**DATA SUPPLIED**
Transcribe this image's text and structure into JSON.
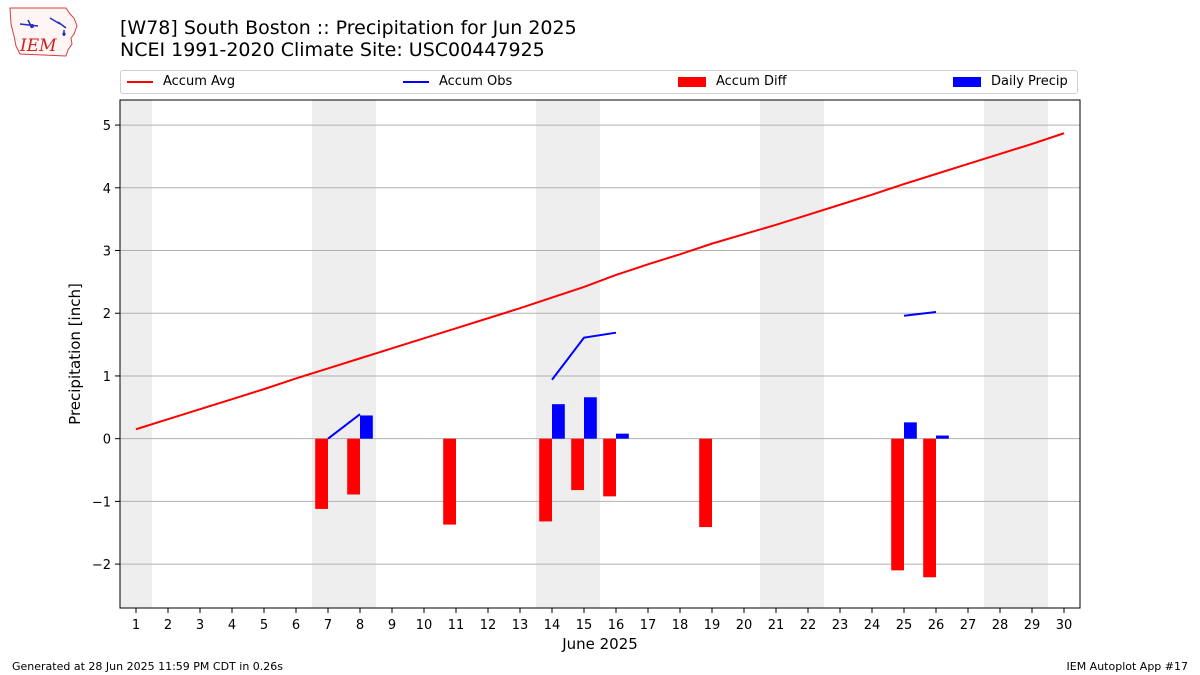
{
  "logo": {
    "text": "IEM"
  },
  "title": {
    "line1": "[W78] South Boston :: Precipitation for Jun 2025",
    "line2": "NCEI 1991-2020 Climate Site: USC00447925"
  },
  "legend": [
    {
      "label": "Accum Avg",
      "kind": "line",
      "color": "#ff0000"
    },
    {
      "label": "Accum Obs",
      "kind": "line",
      "color": "#0000ff"
    },
    {
      "label": "Accum Diff",
      "kind": "bar",
      "color": "#ff0000"
    },
    {
      "label": "Daily Precip",
      "kind": "bar",
      "color": "#0000ff"
    }
  ],
  "footer": {
    "left": "Generated at 28 Jun 2025 11:59 PM CDT in 0.26s",
    "right": "IEM Autoplot App #17"
  },
  "chart_data": {
    "type": "bar",
    "xlabel": "June 2025",
    "ylabel": "Precipitation [inch]",
    "xlim": [
      0.5,
      30.5
    ],
    "ylim": [
      -2.7,
      5.4
    ],
    "yticks": [
      -2,
      -1,
      0,
      1,
      2,
      3,
      4,
      5
    ],
    "ytick_labels": [
      "−2",
      "−1",
      "0",
      "1",
      "2",
      "3",
      "4",
      "5"
    ],
    "days": [
      1,
      2,
      3,
      4,
      5,
      6,
      7,
      8,
      9,
      10,
      11,
      12,
      13,
      14,
      15,
      16,
      17,
      18,
      19,
      20,
      21,
      22,
      23,
      24,
      25,
      26,
      27,
      28,
      29,
      30
    ],
    "weekend_shading": [
      [
        0.5,
        1.5
      ],
      [
        6.5,
        8.5
      ],
      [
        13.5,
        15.5
      ],
      [
        20.5,
        22.5
      ],
      [
        27.5,
        29.5
      ]
    ],
    "grid": "horizontal",
    "colors": {
      "avg": "#ff0000",
      "obs": "#0000ff",
      "diff": "#ff0000",
      "daily": "#0000ff",
      "shade": "#eeeeee",
      "grid": "#b0b0b0"
    },
    "series": [
      {
        "name": "Accum Avg",
        "kind": "line",
        "x": [
          1,
          2,
          3,
          4,
          5,
          6,
          7,
          8,
          9,
          10,
          11,
          12,
          13,
          14,
          15,
          16,
          17,
          18,
          19,
          20,
          21,
          22,
          23,
          24,
          25,
          26,
          27,
          28,
          29,
          30
        ],
        "values": [
          0.15,
          0.31,
          0.47,
          0.63,
          0.79,
          0.96,
          1.12,
          1.28,
          1.44,
          1.6,
          1.76,
          1.92,
          2.08,
          2.25,
          2.42,
          2.61,
          2.78,
          2.94,
          3.11,
          3.26,
          3.41,
          3.57,
          3.73,
          3.89,
          4.06,
          4.22,
          4.38,
          4.54,
          4.7,
          4.87
        ]
      },
      {
        "name": "Accum Obs",
        "kind": "line",
        "segments": [
          {
            "x": [
              7,
              8
            ],
            "values": [
              0.0,
              0.39
            ]
          },
          {
            "x": [
              14,
              15,
              16
            ],
            "values": [
              0.94,
              1.61,
              1.69
            ]
          },
          {
            "x": [
              25,
              26
            ],
            "values": [
              1.96,
              2.02
            ]
          }
        ]
      },
      {
        "name": "Accum Diff",
        "kind": "bar",
        "x": [
          7,
          8,
          11,
          14,
          15,
          16,
          19,
          25,
          26
        ],
        "values": [
          -1.12,
          -0.89,
          -1.37,
          -1.32,
          -0.82,
          -0.92,
          -1.41,
          -2.1,
          -2.21
        ]
      },
      {
        "name": "Daily Precip",
        "kind": "bar",
        "x": [
          8,
          14,
          15,
          16,
          25,
          26
        ],
        "values": [
          0.37,
          0.55,
          0.66,
          0.08,
          0.26,
          0.05
        ]
      }
    ]
  }
}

**WHAT IS NEEDED**
Count the lines of these entries that hold the string "Accum", and give only that number.

**RESULT OF THIS TASK**
6